======== GIVEN PASSAGE

In determining whether a confession is voluntary, the test is whether it was “extracted by any sort of threats or violence, [or] obtained by any direct or implied promises, however slight, [or] by the extraction of any improper influence.” Hutto v. Ross, 429 U.S. 28, 30, 97 S.Ct. 202, 203-04, 50 L.Ed.2d 194 (1976); and U.S. v. Braxton, 112 F.3d 777, 779 (4th Cir.1997). The Supreme Court has further required “coercive police activity” be a “necessary predicate” in order to find that “a confession is not ‘voluntary’ within the meaning of the Due Process Clause.” Colorado v. Connelly, 479 U.S. 157, 167, 107 S.Ct. 515, 521-22, 93 L.Ed.2d 473 (1986).

Even the existence of threats, violence, implied promises, improper influence or other coercive police activity does not automatically render a defendant’s confession involuntary. Braxton, 112 F.3d at 780. The correct inquiry will be “whether the defendant’s will has been ‘overborne’ or his capacity for self-determination critically impaired.” U.S. v. Pelton, 835 F.2d 1067, 1071 (4th Cir.1987). Therefore, any confession that is “given freely and voluntarily without any compelling influence is admissible.” Brax-ton, 112 F.3d at 781.

================

TASK ITEM: Repeat the passage on voluntary confessions word for word, between "In determining whether" and "L.Ed.2d 473 (1986).", inclusive. The entries after this passage are separate material.

======== INFORMATION PROVIDED

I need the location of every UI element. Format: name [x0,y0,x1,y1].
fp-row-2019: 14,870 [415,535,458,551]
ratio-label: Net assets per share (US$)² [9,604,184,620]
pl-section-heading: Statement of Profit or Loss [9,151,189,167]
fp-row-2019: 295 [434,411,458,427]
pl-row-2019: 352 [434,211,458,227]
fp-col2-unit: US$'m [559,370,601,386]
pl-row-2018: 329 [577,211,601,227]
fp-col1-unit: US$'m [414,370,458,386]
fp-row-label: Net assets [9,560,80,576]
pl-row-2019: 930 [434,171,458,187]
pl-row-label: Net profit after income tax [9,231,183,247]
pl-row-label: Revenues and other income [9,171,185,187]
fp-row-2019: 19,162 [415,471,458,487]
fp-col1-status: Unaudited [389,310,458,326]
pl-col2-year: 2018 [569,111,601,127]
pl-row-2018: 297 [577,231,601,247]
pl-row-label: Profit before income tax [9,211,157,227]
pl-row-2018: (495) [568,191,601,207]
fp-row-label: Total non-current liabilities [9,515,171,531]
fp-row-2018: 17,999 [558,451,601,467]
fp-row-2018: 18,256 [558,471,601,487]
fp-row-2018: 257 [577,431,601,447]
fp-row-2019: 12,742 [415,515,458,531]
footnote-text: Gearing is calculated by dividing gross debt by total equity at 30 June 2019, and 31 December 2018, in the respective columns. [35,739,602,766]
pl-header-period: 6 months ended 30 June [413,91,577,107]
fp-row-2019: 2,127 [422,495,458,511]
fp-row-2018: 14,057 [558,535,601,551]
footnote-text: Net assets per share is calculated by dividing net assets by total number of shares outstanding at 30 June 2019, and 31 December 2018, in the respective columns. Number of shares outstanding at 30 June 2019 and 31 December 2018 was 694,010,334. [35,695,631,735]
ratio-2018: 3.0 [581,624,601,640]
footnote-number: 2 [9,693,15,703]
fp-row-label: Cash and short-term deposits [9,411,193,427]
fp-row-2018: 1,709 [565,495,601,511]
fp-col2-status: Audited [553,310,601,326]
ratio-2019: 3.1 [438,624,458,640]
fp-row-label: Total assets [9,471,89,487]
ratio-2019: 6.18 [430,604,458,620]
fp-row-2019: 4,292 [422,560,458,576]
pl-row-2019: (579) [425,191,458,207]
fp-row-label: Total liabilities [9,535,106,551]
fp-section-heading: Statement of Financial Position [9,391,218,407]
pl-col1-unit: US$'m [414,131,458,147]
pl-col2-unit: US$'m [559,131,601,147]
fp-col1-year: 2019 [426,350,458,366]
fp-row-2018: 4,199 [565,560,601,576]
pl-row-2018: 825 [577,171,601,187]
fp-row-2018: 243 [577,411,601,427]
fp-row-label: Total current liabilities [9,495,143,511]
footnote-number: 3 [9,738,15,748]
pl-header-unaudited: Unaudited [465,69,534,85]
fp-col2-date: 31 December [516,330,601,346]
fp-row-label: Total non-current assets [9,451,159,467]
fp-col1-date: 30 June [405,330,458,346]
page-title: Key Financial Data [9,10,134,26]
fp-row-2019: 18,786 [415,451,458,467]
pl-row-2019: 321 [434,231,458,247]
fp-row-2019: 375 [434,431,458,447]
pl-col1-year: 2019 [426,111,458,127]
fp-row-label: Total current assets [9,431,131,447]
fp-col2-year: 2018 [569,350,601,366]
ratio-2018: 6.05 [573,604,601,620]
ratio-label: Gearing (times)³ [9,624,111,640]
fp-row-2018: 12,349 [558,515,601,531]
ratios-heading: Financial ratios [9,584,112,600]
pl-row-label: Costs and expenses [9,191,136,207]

================

FINISHED TASK:
In determining whether a confession is voluntary, the test is whether it was “extracted by any sort of threats or violence, [or] obtained by any direct or implied promises, however slight, [or] by the extraction of any improper influence.” Hutto v. Ross, 429 U.S. 28, 30, 97 S.Ct. 202, 203-04, 50 L.Ed.2d 194 (1976); and U.S. v. Braxton, 112 F.3d 777, 779 (4th Cir.1997). The Supreme Court has further required “coercive police activity” be a “necessary predicate” in order to find that “a confession is not ‘voluntary’ within the meaning of the Due Process Clause.” Colorado v. Connelly, 479 U.S. 157, 167, 107 S.Ct. 515, 521-22, 93 L.Ed.2d 473 (1986).